PROBLEM DESCRIPTION: Repeat the material verbatim and drop the pictures.

[Items from a data source]
______________________________
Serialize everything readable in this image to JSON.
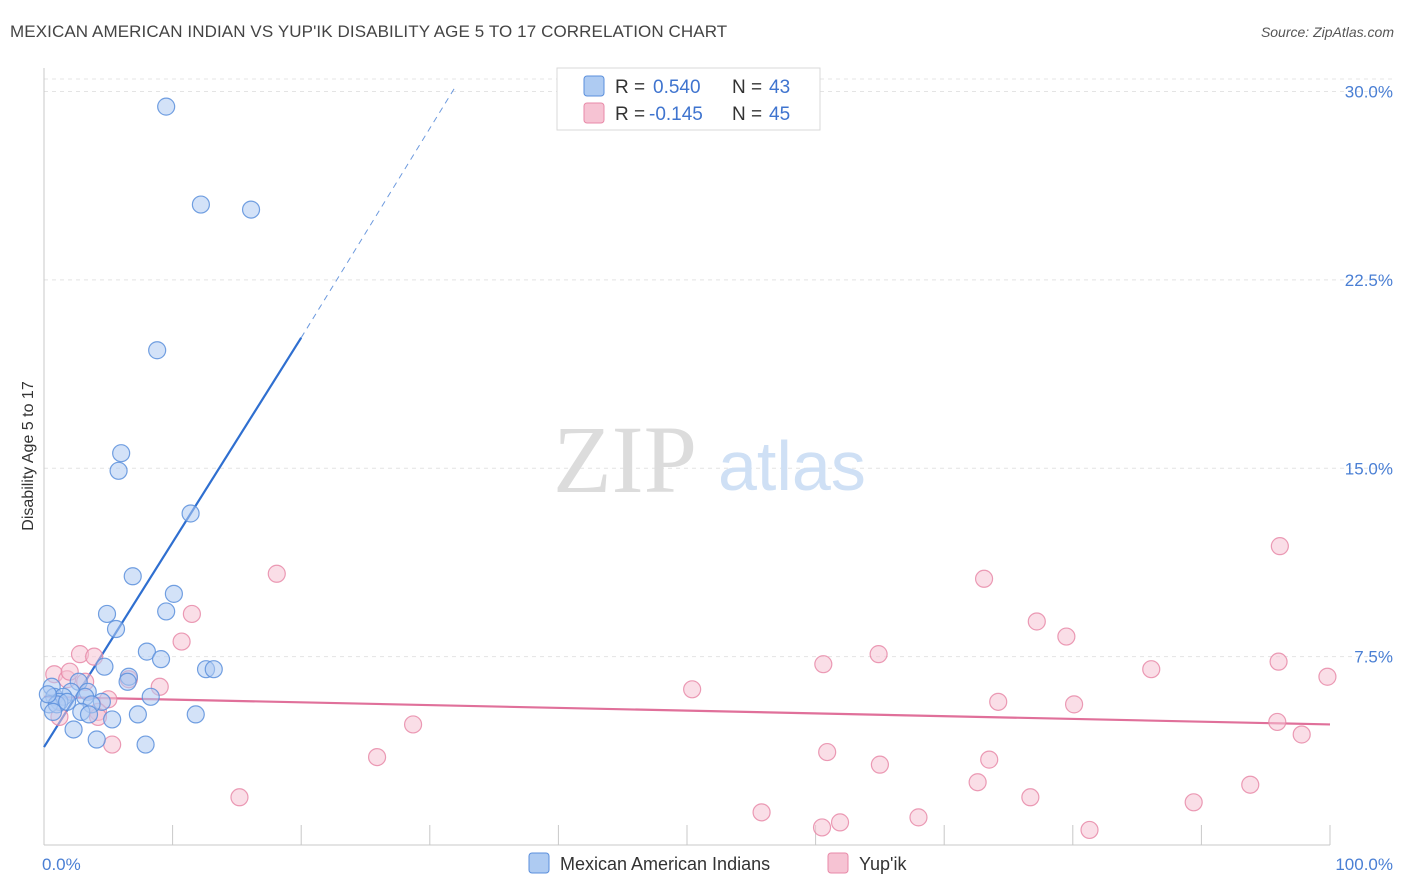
{
  "header": {
    "title": "MEXICAN AMERICAN INDIAN VS YUP'IK DISABILITY AGE 5 TO 17 CORRELATION CHART",
    "source": "Source: ZipAtlas.com"
  },
  "watermark": {
    "zip": "ZIP",
    "atlas": "atlas"
  },
  "colors": {
    "blue": "#5b8fdc",
    "blue_fill": "#aecbf2",
    "blue_line": "#2f6fd0",
    "pink": "#e88aa8",
    "pink_fill": "#f6c3d3",
    "pink_line": "#e0709a",
    "tick": "#4a7fd4",
    "grid": "#e4e4e4"
  },
  "legend": {
    "series": [
      {
        "r_label": "R =",
        "r_value": "0.540",
        "n_label": "N =",
        "n_value": "43"
      },
      {
        "r_label": "R =",
        "r_value": "-0.145",
        "n_label": "N =",
        "n_value": "45"
      }
    ]
  },
  "bottom_legend": [
    "Mexican American Indians",
    "Yup'ik"
  ],
  "chart_data": {
    "type": "scatter",
    "title": "MEXICAN AMERICAN INDIAN VS YUP'IK DISABILITY AGE 5 TO 17 CORRELATION CHART",
    "xlabel": "",
    "ylabel": "Disability Age 5 to 17",
    "xlim": [
      0,
      100
    ],
    "ylim": [
      0,
      30.5
    ],
    "x_tick_labels": [
      "0.0%",
      "100.0%"
    ],
    "y_ticks": [
      7.5,
      15.0,
      22.5,
      30.0
    ],
    "y_tick_labels": [
      "7.5%",
      "15.0%",
      "22.5%",
      "30.0%"
    ],
    "series": [
      {
        "name": "Mexican American Indians",
        "r": 0.54,
        "n": 43,
        "trend": {
          "x0": 0,
          "y0": 3.9,
          "x1": 20,
          "y1": 20.2,
          "dash_x1": 32,
          "dash_y1": 30.2
        },
        "points": [
          [
            9.5,
            29.4
          ],
          [
            12.2,
            25.5
          ],
          [
            16.1,
            25.3
          ],
          [
            8.8,
            19.7
          ],
          [
            6.0,
            15.6
          ],
          [
            5.8,
            14.9
          ],
          [
            11.4,
            13.2
          ],
          [
            6.9,
            10.7
          ],
          [
            10.1,
            10.0
          ],
          [
            9.5,
            9.3
          ],
          [
            4.9,
            9.2
          ],
          [
            5.6,
            8.6
          ],
          [
            8.0,
            7.7
          ],
          [
            9.1,
            7.4
          ],
          [
            4.7,
            7.1
          ],
          [
            12.6,
            7.0
          ],
          [
            13.2,
            7.0
          ],
          [
            6.6,
            6.7
          ],
          [
            6.5,
            6.5
          ],
          [
            2.7,
            6.5
          ],
          [
            0.6,
            6.3
          ],
          [
            3.4,
            6.1
          ],
          [
            2.1,
            6.1
          ],
          [
            0.8,
            5.9
          ],
          [
            1.5,
            5.9
          ],
          [
            3.2,
            5.9
          ],
          [
            8.3,
            5.9
          ],
          [
            1.2,
            5.7
          ],
          [
            4.5,
            5.7
          ],
          [
            0.4,
            5.6
          ],
          [
            1.0,
            5.6
          ],
          [
            3.7,
            5.6
          ],
          [
            0.7,
            5.3
          ],
          [
            2.9,
            5.3
          ],
          [
            3.5,
            5.2
          ],
          [
            7.3,
            5.2
          ],
          [
            11.8,
            5.2
          ],
          [
            5.3,
            5.0
          ],
          [
            2.3,
            4.6
          ],
          [
            4.1,
            4.2
          ],
          [
            7.9,
            4.0
          ],
          [
            0.3,
            6.0
          ],
          [
            1.8,
            5.7
          ]
        ]
      },
      {
        "name": "Yup'ik",
        "r": -0.145,
        "n": 45,
        "trend": {
          "x0": 0,
          "y0": 5.9,
          "x1": 100,
          "y1": 4.8
        },
        "points": [
          [
            96.1,
            11.9
          ],
          [
            18.1,
            10.8
          ],
          [
            73.1,
            10.6
          ],
          [
            11.5,
            9.2
          ],
          [
            77.2,
            8.9
          ],
          [
            79.5,
            8.3
          ],
          [
            10.7,
            8.1
          ],
          [
            2.8,
            7.6
          ],
          [
            3.9,
            7.5
          ],
          [
            64.9,
            7.6
          ],
          [
            96.0,
            7.3
          ],
          [
            60.6,
            7.2
          ],
          [
            86.1,
            7.0
          ],
          [
            0.8,
            6.8
          ],
          [
            99.8,
            6.7
          ],
          [
            1.8,
            6.6
          ],
          [
            6.6,
            6.6
          ],
          [
            3.2,
            6.5
          ],
          [
            9.0,
            6.3
          ],
          [
            50.4,
            6.2
          ],
          [
            5.0,
            5.8
          ],
          [
            74.2,
            5.7
          ],
          [
            80.1,
            5.6
          ],
          [
            4.2,
            5.3
          ],
          [
            1.2,
            5.1
          ],
          [
            4.2,
            5.1
          ],
          [
            28.7,
            4.8
          ],
          [
            95.9,
            4.9
          ],
          [
            97.8,
            4.4
          ],
          [
            5.3,
            4.0
          ],
          [
            60.9,
            3.7
          ],
          [
            25.9,
            3.5
          ],
          [
            73.5,
            3.4
          ],
          [
            65.0,
            3.2
          ],
          [
            72.6,
            2.5
          ],
          [
            93.8,
            2.4
          ],
          [
            15.2,
            1.9
          ],
          [
            76.7,
            1.9
          ],
          [
            89.4,
            1.7
          ],
          [
            55.8,
            1.3
          ],
          [
            68.0,
            1.1
          ],
          [
            61.9,
            0.9
          ],
          [
            60.5,
            0.7
          ],
          [
            81.3,
            0.6
          ],
          [
            2.0,
            6.9
          ]
        ]
      }
    ]
  }
}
______________________________
WRITTEN SOLUTION:
Serialize everything readable in this image to JSON.
{
  "header": {
    "title": "MEXICAN AMERICAN INDIAN VS YUP'IK DISABILITY AGE 5 TO 17 CORRELATION CHART",
    "source": "Source: ZipAtlas.com"
  },
  "watermark": {
    "zip": "ZIP",
    "atlas": "atlas"
  },
  "colors": {
    "blue": "#5b8fdc",
    "blue_fill": "#aecbf2",
    "blue_line": "#2f6fd0",
    "pink": "#e88aa8",
    "pink_fill": "#f6c3d3",
    "pink_line": "#e0709a",
    "tick": "#4a7fd4",
    "grid": "#e4e4e4"
  },
  "legend": {
    "series": [
      {
        "r_label": "R =",
        "r_value": "0.540",
        "n_label": "N =",
        "n_value": "43"
      },
      {
        "r_label": "R =",
        "r_value": "-0.145",
        "n_label": "N =",
        "n_value": "45"
      }
    ]
  },
  "bottom_legend": [
    "Mexican American Indians",
    "Yup'ik"
  ],
  "chart_data": {
    "type": "scatter",
    "title": "MEXICAN AMERICAN INDIAN VS YUP'IK DISABILITY AGE 5 TO 17 CORRELATION CHART",
    "xlabel": "",
    "ylabel": "Disability Age 5 to 17",
    "xlim": [
      0,
      100
    ],
    "ylim": [
      0,
      30.5
    ],
    "x_tick_labels": [
      "0.0%",
      "100.0%"
    ],
    "y_ticks": [
      7.5,
      15.0,
      22.5,
      30.0
    ],
    "y_tick_labels": [
      "7.5%",
      "15.0%",
      "22.5%",
      "30.0%"
    ],
    "series": [
      {
        "name": "Mexican American Indians",
        "r": 0.54,
        "n": 43,
        "trend": {
          "x0": 0,
          "y0": 3.9,
          "x1": 20,
          "y1": 20.2,
          "dash_x1": 32,
          "dash_y1": 30.2
        },
        "points": [
          [
            9.5,
            29.4
          ],
          [
            12.2,
            25.5
          ],
          [
            16.1,
            25.3
          ],
          [
            8.8,
            19.7
          ],
          [
            6.0,
            15.6
          ],
          [
            5.8,
            14.9
          ],
          [
            11.4,
            13.2
          ],
          [
            6.9,
            10.7
          ],
          [
            10.1,
            10.0
          ],
          [
            9.5,
            9.3
          ],
          [
            4.9,
            9.2
          ],
          [
            5.6,
            8.6
          ],
          [
            8.0,
            7.7
          ],
          [
            9.1,
            7.4
          ],
          [
            4.7,
            7.1
          ],
          [
            12.6,
            7.0
          ],
          [
            13.2,
            7.0
          ],
          [
            6.6,
            6.7
          ],
          [
            6.5,
            6.5
          ],
          [
            2.7,
            6.5
          ],
          [
            0.6,
            6.3
          ],
          [
            3.4,
            6.1
          ],
          [
            2.1,
            6.1
          ],
          [
            0.8,
            5.9
          ],
          [
            1.5,
            5.9
          ],
          [
            3.2,
            5.9
          ],
          [
            8.3,
            5.9
          ],
          [
            1.2,
            5.7
          ],
          [
            4.5,
            5.7
          ],
          [
            0.4,
            5.6
          ],
          [
            1.0,
            5.6
          ],
          [
            3.7,
            5.6
          ],
          [
            0.7,
            5.3
          ],
          [
            2.9,
            5.3
          ],
          [
            3.5,
            5.2
          ],
          [
            7.3,
            5.2
          ],
          [
            11.8,
            5.2
          ],
          [
            5.3,
            5.0
          ],
          [
            2.3,
            4.6
          ],
          [
            4.1,
            4.2
          ],
          [
            7.9,
            4.0
          ],
          [
            0.3,
            6.0
          ],
          [
            1.8,
            5.7
          ]
        ]
      },
      {
        "name": "Yup'ik",
        "r": -0.145,
        "n": 45,
        "trend": {
          "x0": 0,
          "y0": 5.9,
          "x1": 100,
          "y1": 4.8
        },
        "points": [
          [
            96.1,
            11.9
          ],
          [
            18.1,
            10.8
          ],
          [
            73.1,
            10.6
          ],
          [
            11.5,
            9.2
          ],
          [
            77.2,
            8.9
          ],
          [
            79.5,
            8.3
          ],
          [
            10.7,
            8.1
          ],
          [
            2.8,
            7.6
          ],
          [
            3.9,
            7.5
          ],
          [
            64.9,
            7.6
          ],
          [
            96.0,
            7.3
          ],
          [
            60.6,
            7.2
          ],
          [
            86.1,
            7.0
          ],
          [
            0.8,
            6.8
          ],
          [
            99.8,
            6.7
          ],
          [
            1.8,
            6.6
          ],
          [
            6.6,
            6.6
          ],
          [
            3.2,
            6.5
          ],
          [
            9.0,
            6.3
          ],
          [
            50.4,
            6.2
          ],
          [
            5.0,
            5.8
          ],
          [
            74.2,
            5.7
          ],
          [
            80.1,
            5.6
          ],
          [
            4.2,
            5.3
          ],
          [
            1.2,
            5.1
          ],
          [
            4.2,
            5.1
          ],
          [
            28.7,
            4.8
          ],
          [
            95.9,
            4.9
          ],
          [
            97.8,
            4.4
          ],
          [
            5.3,
            4.0
          ],
          [
            60.9,
            3.7
          ],
          [
            25.9,
            3.5
          ],
          [
            73.5,
            3.4
          ],
          [
            65.0,
            3.2
          ],
          [
            72.6,
            2.5
          ],
          [
            93.8,
            2.4
          ],
          [
            15.2,
            1.9
          ],
          [
            76.7,
            1.9
          ],
          [
            89.4,
            1.7
          ],
          [
            55.8,
            1.3
          ],
          [
            68.0,
            1.1
          ],
          [
            61.9,
            0.9
          ],
          [
            60.5,
            0.7
          ],
          [
            81.3,
            0.6
          ],
          [
            2.0,
            6.9
          ]
        ]
      }
    ]
  }
}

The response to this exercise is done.